* Directions *
Give every line from the entries that contains "name".

+ + + + +

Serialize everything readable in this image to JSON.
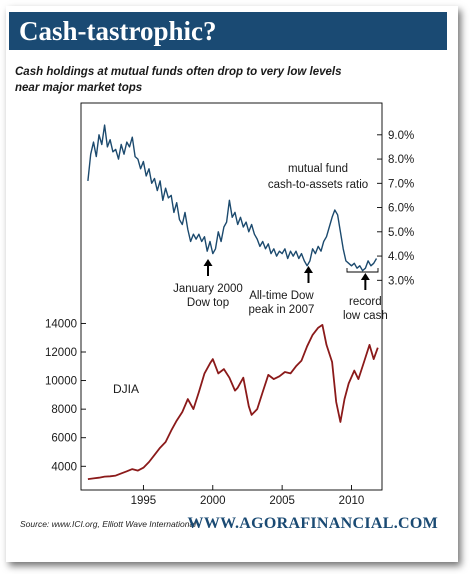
{
  "header": {
    "title": "Cash-tastrophic?",
    "subtitle_lines": [
      "Cash holdings at mutual funds often drop to very low levels",
      "near major market tops"
    ]
  },
  "footer": {
    "source": "Source: www.ICI.org, Elliott Wave International",
    "brand": "WWW.AGORAFINANCIAL.COM"
  },
  "colors": {
    "banner": "#1a4a73",
    "cash_line": "#1c4a6e",
    "djia_line": "#8b1a1a"
  },
  "chart_data": {
    "type": "line",
    "x_range": [
      1990.5,
      2012.2
    ],
    "x_ticks": [
      {
        "value": 1995,
        "label": "1995"
      },
      {
        "value": 2000,
        "label": "2000"
      },
      {
        "value": 2005,
        "label": "2005"
      },
      {
        "value": 2010,
        "label": "2010"
      }
    ],
    "cash_ratio": {
      "name": "mutual fund cash-to-assets ratio",
      "axis": "right",
      "y_range": [
        2.6,
        9.9
      ],
      "ticks": [
        {
          "value": 9.0,
          "label": "9.0%"
        },
        {
          "value": 8.0,
          "label": "8.0%"
        },
        {
          "value": 7.0,
          "label": "7.0%"
        },
        {
          "value": 6.0,
          "label": "6.0%"
        },
        {
          "value": 5.0,
          "label": "5.0%"
        },
        {
          "value": 4.0,
          "label": "4.0%"
        },
        {
          "value": 3.0,
          "label": "3.0%"
        }
      ],
      "points": [
        [
          1991.0,
          7.1
        ],
        [
          1991.2,
          8.2
        ],
        [
          1991.4,
          8.7
        ],
        [
          1991.6,
          8.1
        ],
        [
          1991.8,
          9.0
        ],
        [
          1992.0,
          8.6
        ],
        [
          1992.2,
          9.4
        ],
        [
          1992.4,
          8.5
        ],
        [
          1992.6,
          8.8
        ],
        [
          1992.8,
          8.3
        ],
        [
          1993.0,
          8.4
        ],
        [
          1993.2,
          8.0
        ],
        [
          1993.4,
          8.6
        ],
        [
          1993.6,
          8.2
        ],
        [
          1993.8,
          8.7
        ],
        [
          1994.0,
          8.5
        ],
        [
          1994.2,
          8.9
        ],
        [
          1994.4,
          8.1
        ],
        [
          1994.6,
          8.0
        ],
        [
          1994.8,
          7.6
        ],
        [
          1995.0,
          7.9
        ],
        [
          1995.2,
          7.3
        ],
        [
          1995.4,
          7.6
        ],
        [
          1995.6,
          7.0
        ],
        [
          1995.8,
          7.2
        ],
        [
          1996.0,
          6.7
        ],
        [
          1996.2,
          7.1
        ],
        [
          1996.4,
          6.3
        ],
        [
          1996.6,
          6.8
        ],
        [
          1996.8,
          6.4
        ],
        [
          1997.0,
          6.5
        ],
        [
          1997.2,
          5.8
        ],
        [
          1997.4,
          6.2
        ],
        [
          1997.6,
          5.5
        ],
        [
          1997.8,
          5.3
        ],
        [
          1998.0,
          5.8
        ],
        [
          1998.2,
          5.1
        ],
        [
          1998.4,
          4.6
        ],
        [
          1998.6,
          4.9
        ],
        [
          1998.8,
          4.7
        ],
        [
          1999.0,
          4.9
        ],
        [
          1999.2,
          4.6
        ],
        [
          1999.4,
          4.8
        ],
        [
          1999.6,
          4.2
        ],
        [
          1999.8,
          4.6
        ],
        [
          2000.0,
          4.1
        ],
        [
          2000.2,
          4.3
        ],
        [
          2000.4,
          5.0
        ],
        [
          2000.6,
          4.6
        ],
        [
          2000.8,
          5.2
        ],
        [
          2001.0,
          5.4
        ],
        [
          2001.2,
          6.3
        ],
        [
          2001.4,
          5.6
        ],
        [
          2001.6,
          5.8
        ],
        [
          2001.8,
          5.3
        ],
        [
          2002.0,
          5.6
        ],
        [
          2002.2,
          5.2
        ],
        [
          2002.4,
          5.4
        ],
        [
          2002.6,
          5.0
        ],
        [
          2002.8,
          5.3
        ],
        [
          2003.0,
          4.9
        ],
        [
          2003.2,
          4.7
        ],
        [
          2003.4,
          4.4
        ],
        [
          2003.6,
          4.6
        ],
        [
          2003.8,
          4.3
        ],
        [
          2004.0,
          4.5
        ],
        [
          2004.2,
          4.1
        ],
        [
          2004.4,
          4.3
        ],
        [
          2004.6,
          4.0
        ],
        [
          2004.8,
          4.2
        ],
        [
          2005.0,
          4.1
        ],
        [
          2005.2,
          4.3
        ],
        [
          2005.4,
          3.9
        ],
        [
          2005.6,
          4.2
        ],
        [
          2005.8,
          4.0
        ],
        [
          2006.0,
          4.2
        ],
        [
          2006.2,
          3.9
        ],
        [
          2006.4,
          4.1
        ],
        [
          2006.6,
          3.8
        ],
        [
          2006.8,
          3.6
        ],
        [
          2007.0,
          3.8
        ],
        [
          2007.2,
          4.3
        ],
        [
          2007.4,
          4.1
        ],
        [
          2007.6,
          4.4
        ],
        [
          2007.8,
          4.2
        ],
        [
          2008.0,
          4.6
        ],
        [
          2008.2,
          4.8
        ],
        [
          2008.4,
          5.2
        ],
        [
          2008.6,
          5.6
        ],
        [
          2008.8,
          5.9
        ],
        [
          2009.0,
          5.7
        ],
        [
          2009.2,
          5.0
        ],
        [
          2009.4,
          4.3
        ],
        [
          2009.6,
          3.8
        ],
        [
          2009.8,
          3.7
        ],
        [
          2010.0,
          3.6
        ],
        [
          2010.2,
          3.7
        ],
        [
          2010.4,
          3.5
        ],
        [
          2010.6,
          3.6
        ],
        [
          2010.8,
          3.4
        ],
        [
          2011.0,
          3.5
        ],
        [
          2011.2,
          3.8
        ],
        [
          2011.4,
          3.6
        ],
        [
          2011.6,
          3.7
        ],
        [
          2011.8,
          3.9
        ]
      ]
    },
    "djia": {
      "name": "DJIA",
      "axis": "left",
      "y_range": [
        2900,
        14100
      ],
      "ticks": [
        {
          "value": 14000,
          "label": "14000"
        },
        {
          "value": 12000,
          "label": "12000"
        },
        {
          "value": 10000,
          "label": "10000"
        },
        {
          "value": 8000,
          "label": "8000"
        },
        {
          "value": 6000,
          "label": "6000"
        },
        {
          "value": 4000,
          "label": "4000"
        }
      ],
      "points": [
        [
          1991.0,
          3100
        ],
        [
          1991.4,
          3150
        ],
        [
          1991.8,
          3200
        ],
        [
          1992.2,
          3280
        ],
        [
          1992.6,
          3300
        ],
        [
          1993.0,
          3350
        ],
        [
          1993.4,
          3500
        ],
        [
          1993.8,
          3650
        ],
        [
          1994.2,
          3800
        ],
        [
          1994.6,
          3700
        ],
        [
          1995.0,
          3900
        ],
        [
          1995.4,
          4300
        ],
        [
          1995.8,
          4800
        ],
        [
          1996.2,
          5300
        ],
        [
          1996.6,
          5700
        ],
        [
          1997.0,
          6500
        ],
        [
          1997.4,
          7200
        ],
        [
          1997.8,
          7800
        ],
        [
          1998.2,
          8700
        ],
        [
          1998.6,
          8000
        ],
        [
          1999.0,
          9200
        ],
        [
          1999.4,
          10500
        ],
        [
          1999.8,
          11200
        ],
        [
          2000.0,
          11500
        ],
        [
          2000.4,
          10500
        ],
        [
          2000.8,
          10800
        ],
        [
          2001.2,
          10200
        ],
        [
          2001.6,
          9300
        ],
        [
          2001.8,
          9500
        ],
        [
          2002.2,
          10200
        ],
        [
          2002.6,
          8200
        ],
        [
          2002.8,
          7600
        ],
        [
          2003.2,
          8000
        ],
        [
          2003.6,
          9200
        ],
        [
          2004.0,
          10400
        ],
        [
          2004.4,
          10100
        ],
        [
          2004.8,
          10300
        ],
        [
          2005.2,
          10600
        ],
        [
          2005.6,
          10500
        ],
        [
          2006.0,
          11000
        ],
        [
          2006.4,
          11400
        ],
        [
          2006.8,
          12400
        ],
        [
          2007.2,
          13200
        ],
        [
          2007.6,
          13700
        ],
        [
          2007.9,
          13900
        ],
        [
          2008.2,
          12500
        ],
        [
          2008.6,
          11300
        ],
        [
          2008.9,
          8500
        ],
        [
          2009.2,
          7100
        ],
        [
          2009.5,
          8700
        ],
        [
          2009.8,
          9800
        ],
        [
          2010.2,
          10700
        ],
        [
          2010.5,
          10100
        ],
        [
          2010.9,
          11300
        ],
        [
          2011.3,
          12500
        ],
        [
          2011.6,
          11500
        ],
        [
          2011.9,
          12300
        ]
      ]
    },
    "annotations": [
      {
        "id": "jan2000",
        "lines": [
          "January 2000",
          "Dow top"
        ],
        "x": 1999.8
      },
      {
        "id": "dow2007",
        "lines": [
          "All-time Dow",
          "peak in 2007"
        ],
        "x": 2006.9
      },
      {
        "id": "recordlow",
        "lines": [
          "record",
          "low cash"
        ],
        "x": 2011.0
      }
    ],
    "series_labels": {
      "cash": [
        "mutual fund",
        "cash-to-assets ratio"
      ],
      "djia": "DJIA"
    }
  }
}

+ + + + +

* Worked solution *
      "name": "mutual fund cash-to-assets ratio",
      "name": "DJIA",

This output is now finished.